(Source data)
☆ ☆ ☆

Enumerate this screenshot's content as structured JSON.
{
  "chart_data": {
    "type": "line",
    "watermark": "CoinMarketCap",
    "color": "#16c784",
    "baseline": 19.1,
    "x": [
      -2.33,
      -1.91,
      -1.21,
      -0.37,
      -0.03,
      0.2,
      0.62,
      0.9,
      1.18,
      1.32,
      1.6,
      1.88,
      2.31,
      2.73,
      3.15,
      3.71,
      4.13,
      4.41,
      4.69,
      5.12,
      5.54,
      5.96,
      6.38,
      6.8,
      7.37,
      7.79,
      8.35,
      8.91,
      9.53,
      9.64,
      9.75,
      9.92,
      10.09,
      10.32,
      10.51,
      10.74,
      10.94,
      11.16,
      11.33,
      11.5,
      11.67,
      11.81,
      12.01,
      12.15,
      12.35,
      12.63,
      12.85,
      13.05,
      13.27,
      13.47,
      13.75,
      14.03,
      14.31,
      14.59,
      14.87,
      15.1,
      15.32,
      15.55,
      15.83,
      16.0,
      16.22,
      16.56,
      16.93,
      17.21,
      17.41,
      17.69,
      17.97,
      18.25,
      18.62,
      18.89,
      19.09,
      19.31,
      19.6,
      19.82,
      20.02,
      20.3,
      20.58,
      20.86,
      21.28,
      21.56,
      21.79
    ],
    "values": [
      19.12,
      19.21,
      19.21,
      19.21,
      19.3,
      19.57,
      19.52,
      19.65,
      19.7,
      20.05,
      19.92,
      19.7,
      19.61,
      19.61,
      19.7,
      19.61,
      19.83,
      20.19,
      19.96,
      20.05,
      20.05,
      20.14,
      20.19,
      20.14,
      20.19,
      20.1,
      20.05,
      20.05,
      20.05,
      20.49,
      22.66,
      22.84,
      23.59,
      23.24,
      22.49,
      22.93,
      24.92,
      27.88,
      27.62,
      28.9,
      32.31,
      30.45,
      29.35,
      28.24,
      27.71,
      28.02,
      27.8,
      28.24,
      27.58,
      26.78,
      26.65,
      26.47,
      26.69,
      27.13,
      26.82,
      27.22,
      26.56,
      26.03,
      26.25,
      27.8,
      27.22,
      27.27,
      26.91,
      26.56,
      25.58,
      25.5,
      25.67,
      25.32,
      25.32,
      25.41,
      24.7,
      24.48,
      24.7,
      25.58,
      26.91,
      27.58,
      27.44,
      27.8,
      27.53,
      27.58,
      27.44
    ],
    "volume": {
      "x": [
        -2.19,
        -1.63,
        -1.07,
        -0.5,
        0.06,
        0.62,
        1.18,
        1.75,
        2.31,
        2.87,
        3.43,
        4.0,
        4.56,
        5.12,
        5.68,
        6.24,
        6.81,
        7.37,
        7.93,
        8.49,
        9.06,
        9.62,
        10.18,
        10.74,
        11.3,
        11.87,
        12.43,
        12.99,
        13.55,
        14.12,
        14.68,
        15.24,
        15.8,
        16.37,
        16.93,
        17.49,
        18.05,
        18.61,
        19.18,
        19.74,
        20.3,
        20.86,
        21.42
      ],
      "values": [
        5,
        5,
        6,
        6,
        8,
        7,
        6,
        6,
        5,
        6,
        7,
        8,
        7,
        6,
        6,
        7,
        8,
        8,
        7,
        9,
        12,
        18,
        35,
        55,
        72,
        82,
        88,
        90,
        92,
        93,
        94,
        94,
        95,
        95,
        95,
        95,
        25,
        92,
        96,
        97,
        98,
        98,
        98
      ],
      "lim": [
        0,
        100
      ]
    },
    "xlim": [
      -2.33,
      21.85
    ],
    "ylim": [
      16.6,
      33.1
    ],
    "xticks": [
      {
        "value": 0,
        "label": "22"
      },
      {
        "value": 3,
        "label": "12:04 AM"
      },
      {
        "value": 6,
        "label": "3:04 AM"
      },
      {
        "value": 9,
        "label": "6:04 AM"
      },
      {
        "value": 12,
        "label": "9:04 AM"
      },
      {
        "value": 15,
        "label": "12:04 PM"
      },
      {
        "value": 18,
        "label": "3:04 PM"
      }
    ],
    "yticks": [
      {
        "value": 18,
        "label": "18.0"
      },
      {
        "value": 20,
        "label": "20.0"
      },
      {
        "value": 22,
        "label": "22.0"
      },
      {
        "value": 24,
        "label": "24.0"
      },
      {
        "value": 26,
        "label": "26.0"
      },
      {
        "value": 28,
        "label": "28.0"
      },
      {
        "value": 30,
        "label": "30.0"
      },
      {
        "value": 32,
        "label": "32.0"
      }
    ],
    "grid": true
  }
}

☆ ☆ ☆

◆ **TASK DESCRIPTION**
Every line of the data above should be reproduced word for word.

◆ **FINAL ANSWER**
Enumerate this screenshot's content as structured JSON.
{
  "chart_data": {
    "type": "line",
    "watermark": "CoinMarketCap",
    "color": "#16c784",
    "baseline": 19.1,
    "x": [
      -2.33,
      -1.91,
      -1.21,
      -0.37,
      -0.03,
      0.2,
      0.62,
      0.9,
      1.18,
      1.32,
      1.6,
      1.88,
      2.31,
      2.73,
      3.15,
      3.71,
      4.13,
      4.41,
      4.69,
      5.12,
      5.54,
      5.96,
      6.38,
      6.8,
      7.37,
      7.79,
      8.35,
      8.91,
      9.53,
      9.64,
      9.75,
      9.92,
      10.09,
      10.32,
      10.51,
      10.74,
      10.94,
      11.16,
      11.33,
      11.5,
      11.67,
      11.81,
      12.01,
      12.15,
      12.35,
      12.63,
      12.85,
      13.05,
      13.27,
      13.47,
      13.75,
      14.03,
      14.31,
      14.59,
      14.87,
      15.1,
      15.32,
      15.55,
      15.83,
      16.0,
      16.22,
      16.56,
      16.93,
      17.21,
      17.41,
      17.69,
      17.97,
      18.25,
      18.62,
      18.89,
      19.09,
      19.31,
      19.6,
      19.82,
      20.02,
      20.3,
      20.58,
      20.86,
      21.28,
      21.56,
      21.79
    ],
    "values": [
      19.12,
      19.21,
      19.21,
      19.21,
      19.3,
      19.57,
      19.52,
      19.65,
      19.7,
      20.05,
      19.92,
      19.7,
      19.61,
      19.61,
      19.7,
      19.61,
      19.83,
      20.19,
      19.96,
      20.05,
      20.05,
      20.14,
      20.19,
      20.14,
      20.19,
      20.1,
      20.05,
      20.05,
      20.05,
      20.49,
      22.66,
      22.84,
      23.59,
      23.24,
      22.49,
      22.93,
      24.92,
      27.88,
      27.62,
      28.9,
      32.31,
      30.45,
      29.35,
      28.24,
      27.71,
      28.02,
      27.8,
      28.24,
      27.58,
      26.78,
      26.65,
      26.47,
      26.69,
      27.13,
      26.82,
      27.22,
      26.56,
      26.03,
      26.25,
      27.8,
      27.22,
      27.27,
      26.91,
      26.56,
      25.58,
      25.5,
      25.67,
      25.32,
      25.32,
      25.41,
      24.7,
      24.48,
      24.7,
      25.58,
      26.91,
      27.58,
      27.44,
      27.8,
      27.53,
      27.58,
      27.44
    ],
    "volume": {
      "x": [
        -2.19,
        -1.63,
        -1.07,
        -0.5,
        0.06,
        0.62,
        1.18,
        1.75,
        2.31,
        2.87,
        3.43,
        4.0,
        4.56,
        5.12,
        5.68,
        6.24,
        6.81,
        7.37,
        7.93,
        8.49,
        9.06,
        9.62,
        10.18,
        10.74,
        11.3,
        11.87,
        12.43,
        12.99,
        13.55,
        14.12,
        14.68,
        15.24,
        15.8,
        16.37,
        16.93,
        17.49,
        18.05,
        18.61,
        19.18,
        19.74,
        20.3,
        20.86,
        21.42
      ],
      "values": [
        5,
        5,
        6,
        6,
        8,
        7,
        6,
        6,
        5,
        6,
        7,
        8,
        7,
        6,
        6,
        7,
        8,
        8,
        7,
        9,
        12,
        18,
        35,
        55,
        72,
        82,
        88,
        90,
        92,
        93,
        94,
        94,
        95,
        95,
        95,
        95,
        25,
        92,
        96,
        97,
        98,
        98,
        98
      ],
      "lim": [
        0,
        100
      ]
    },
    "xlim": [
      -2.33,
      21.85
    ],
    "ylim": [
      16.6,
      33.1
    ],
    "xticks": [
      {
        "value": 0,
        "label": "22"
      },
      {
        "value": 3,
        "label": "12:04 AM"
      },
      {
        "value": 6,
        "label": "3:04 AM"
      },
      {
        "value": 9,
        "label": "6:04 AM"
      },
      {
        "value": 12,
        "label": "9:04 AM"
      },
      {
        "value": 15,
        "label": "12:04 PM"
      },
      {
        "value": 18,
        "label": "3:04 PM"
      }
    ],
    "yticks": [
      {
        "value": 18,
        "label": "18.0"
      },
      {
        "value": 20,
        "label": "20.0"
      },
      {
        "value": 22,
        "label": "22.0"
      },
      {
        "value": 24,
        "label": "24.0"
      },
      {
        "value": 26,
        "label": "26.0"
      },
      {
        "value": 28,
        "label": "28.0"
      },
      {
        "value": 30,
        "label": "30.0"
      },
      {
        "value": 32,
        "label": "32.0"
      }
    ],
    "grid": true
  }
}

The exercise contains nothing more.